- [INSTRUCTION]: Take the listing and print it in full, exactly as given.

- [Figure record listings]:
'''

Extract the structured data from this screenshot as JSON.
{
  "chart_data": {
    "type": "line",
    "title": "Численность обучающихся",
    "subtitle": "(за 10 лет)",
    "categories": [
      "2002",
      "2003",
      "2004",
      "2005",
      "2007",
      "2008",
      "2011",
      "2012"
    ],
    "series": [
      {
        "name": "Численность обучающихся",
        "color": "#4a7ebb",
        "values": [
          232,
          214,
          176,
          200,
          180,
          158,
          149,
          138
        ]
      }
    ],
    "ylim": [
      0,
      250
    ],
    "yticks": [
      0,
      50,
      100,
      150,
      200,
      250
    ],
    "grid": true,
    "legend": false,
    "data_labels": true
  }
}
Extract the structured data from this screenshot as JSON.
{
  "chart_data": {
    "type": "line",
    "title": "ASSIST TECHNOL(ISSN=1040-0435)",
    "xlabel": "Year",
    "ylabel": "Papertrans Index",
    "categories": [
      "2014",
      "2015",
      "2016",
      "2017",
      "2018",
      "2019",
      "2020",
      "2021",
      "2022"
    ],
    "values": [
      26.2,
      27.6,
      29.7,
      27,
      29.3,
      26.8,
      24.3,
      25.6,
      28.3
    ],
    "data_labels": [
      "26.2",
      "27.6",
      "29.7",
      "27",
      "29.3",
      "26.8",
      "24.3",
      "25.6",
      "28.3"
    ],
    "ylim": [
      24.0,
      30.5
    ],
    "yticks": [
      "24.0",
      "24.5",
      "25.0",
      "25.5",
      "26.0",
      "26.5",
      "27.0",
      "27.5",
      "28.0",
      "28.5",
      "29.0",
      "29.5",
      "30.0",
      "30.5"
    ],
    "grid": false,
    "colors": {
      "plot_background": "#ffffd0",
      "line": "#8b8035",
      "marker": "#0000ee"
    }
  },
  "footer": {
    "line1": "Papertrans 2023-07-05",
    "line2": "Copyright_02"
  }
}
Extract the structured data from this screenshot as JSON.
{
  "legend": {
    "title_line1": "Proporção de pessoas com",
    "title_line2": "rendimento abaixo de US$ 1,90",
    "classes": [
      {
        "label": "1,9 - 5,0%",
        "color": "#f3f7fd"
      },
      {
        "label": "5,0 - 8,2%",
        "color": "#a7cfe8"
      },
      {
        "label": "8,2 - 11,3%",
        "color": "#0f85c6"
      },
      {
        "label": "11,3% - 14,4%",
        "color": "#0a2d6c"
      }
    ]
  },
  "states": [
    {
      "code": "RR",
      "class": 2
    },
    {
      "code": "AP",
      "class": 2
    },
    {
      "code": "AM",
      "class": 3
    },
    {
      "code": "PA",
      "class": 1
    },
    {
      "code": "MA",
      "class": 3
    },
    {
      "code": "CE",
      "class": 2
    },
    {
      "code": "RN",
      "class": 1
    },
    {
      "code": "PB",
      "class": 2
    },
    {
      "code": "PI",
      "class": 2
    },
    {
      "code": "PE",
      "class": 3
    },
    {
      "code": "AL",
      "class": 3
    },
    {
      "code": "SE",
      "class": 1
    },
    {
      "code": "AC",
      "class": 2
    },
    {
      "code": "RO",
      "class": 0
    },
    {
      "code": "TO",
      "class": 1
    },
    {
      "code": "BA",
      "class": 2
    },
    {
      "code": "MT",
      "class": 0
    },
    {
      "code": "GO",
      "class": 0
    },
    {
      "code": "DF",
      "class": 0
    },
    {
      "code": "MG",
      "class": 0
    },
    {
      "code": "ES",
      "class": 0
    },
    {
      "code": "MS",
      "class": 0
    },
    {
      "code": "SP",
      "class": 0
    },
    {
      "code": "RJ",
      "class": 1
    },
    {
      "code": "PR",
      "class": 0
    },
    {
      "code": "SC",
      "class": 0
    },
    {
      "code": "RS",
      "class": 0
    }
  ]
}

'''

- [OUTPUT BELOW]:
Extract the structured data from this screenshot as JSON.
{
  "chart_data": {
    "type": "line",
    "title": "Численность обучающихся",
    "subtitle": "(за 10 лет)",
    "categories": [
      "2002",
      "2003",
      "2004",
      "2005",
      "2007",
      "2008",
      "2011",
      "2012"
    ],
    "series": [
      {
        "name": "Численность обучающихся",
        "color": "#4a7ebb",
        "values": [
          232,
          214,
          176,
          200,
          180,
          158,
          149,
          138
        ]
      }
    ],
    "ylim": [
      0,
      250
    ],
    "yticks": [
      0,
      50,
      100,
      150,
      200,
      250
    ],
    "grid": true,
    "legend": false,
    "data_labels": true
  }
}
Extract the structured data from this screenshot as JSON.
{
  "chart_data": {
    "type": "line",
    "title": "ASSIST TECHNOL(ISSN=1040-0435)",
    "xlabel": "Year",
    "ylabel": "Papertrans Index",
    "categories": [
      "2014",
      "2015",
      "2016",
      "2017",
      "2018",
      "2019",
      "2020",
      "2021",
      "2022"
    ],
    "values": [
      26.2,
      27.6,
      29.7,
      27,
      29.3,
      26.8,
      24.3,
      25.6,
      28.3
    ],
    "data_labels": [
      "26.2",
      "27.6",
      "29.7",
      "27",
      "29.3",
      "26.8",
      "24.3",
      "25.6",
      "28.3"
    ],
    "ylim": [
      24.0,
      30.5
    ],
    "yticks": [
      "24.0",
      "24.5",
      "25.0",
      "25.5",
      "26.0",
      "26.5",
      "27.0",
      "27.5",
      "28.0",
      "28.5",
      "29.0",
      "29.5",
      "30.0",
      "30.5"
    ],
    "grid": false,
    "colors": {
      "plot_background": "#ffffd0",
      "line": "#8b8035",
      "marker": "#0000ee"
    }
  },
  "footer": {
    "line1": "Papertrans 2023-07-05",
    "line2": "Copyright_02"
  }
}
Extract the structured data from this screenshot as JSON.
{
  "legend": {
    "title_line1": "Proporção de pessoas com",
    "title_line2": "rendimento abaixo de US$ 1,90",
    "classes": [
      {
        "label": "1,9 - 5,0%",
        "color": "#f3f7fd"
      },
      {
        "label": "5,0 - 8,2%",
        "color": "#a7cfe8"
      },
      {
        "label": "8,2 - 11,3%",
        "color": "#0f85c6"
      },
      {
        "label": "11,3% - 14,4%",
        "color": "#0a2d6c"
      }
    ]
  },
  "states": [
    {
      "code": "RR",
      "class": 2
    },
    {
      "code": "AP",
      "class": 2
    },
    {
      "code": "AM",
      "class": 3
    },
    {
      "code": "PA",
      "class": 1
    },
    {
      "code": "MA",
      "class": 3
    },
    {
      "code": "CE",
      "class": 2
    },
    {
      "code": "RN",
      "class": 1
    },
    {
      "code": "PB",
      "class": 2
    },
    {
      "code": "PI",
      "class": 2
    },
    {
      "code": "PE",
      "class": 3
    },
    {
      "code": "AL",
      "class": 3
    },
    {
      "code": "SE",
      "class": 1
    },
    {
      "code": "AC",
      "class": 2
    },
    {
      "code": "RO",
      "class": 0
    },
    {
      "code": "TO",
      "class": 1
    },
    {
      "code": "BA",
      "class": 2
    },
    {
      "code": "MT",
      "class": 0
    },
    {
      "code": "GO",
      "class": 0
    },
    {
      "code": "DF",
      "class": 0
    },
    {
      "code": "MG",
      "class": 0
    },
    {
      "code": "ES",
      "class": 0
    },
    {
      "code": "MS",
      "class": 0
    },
    {
      "code": "SP",
      "class": 0
    },
    {
      "code": "RJ",
      "class": 1
    },
    {
      "code": "PR",
      "class": 0
    },
    {
      "code": "SC",
      "class": 0
    },
    {
      "code": "RS",
      "class": 0
    }
  ]
}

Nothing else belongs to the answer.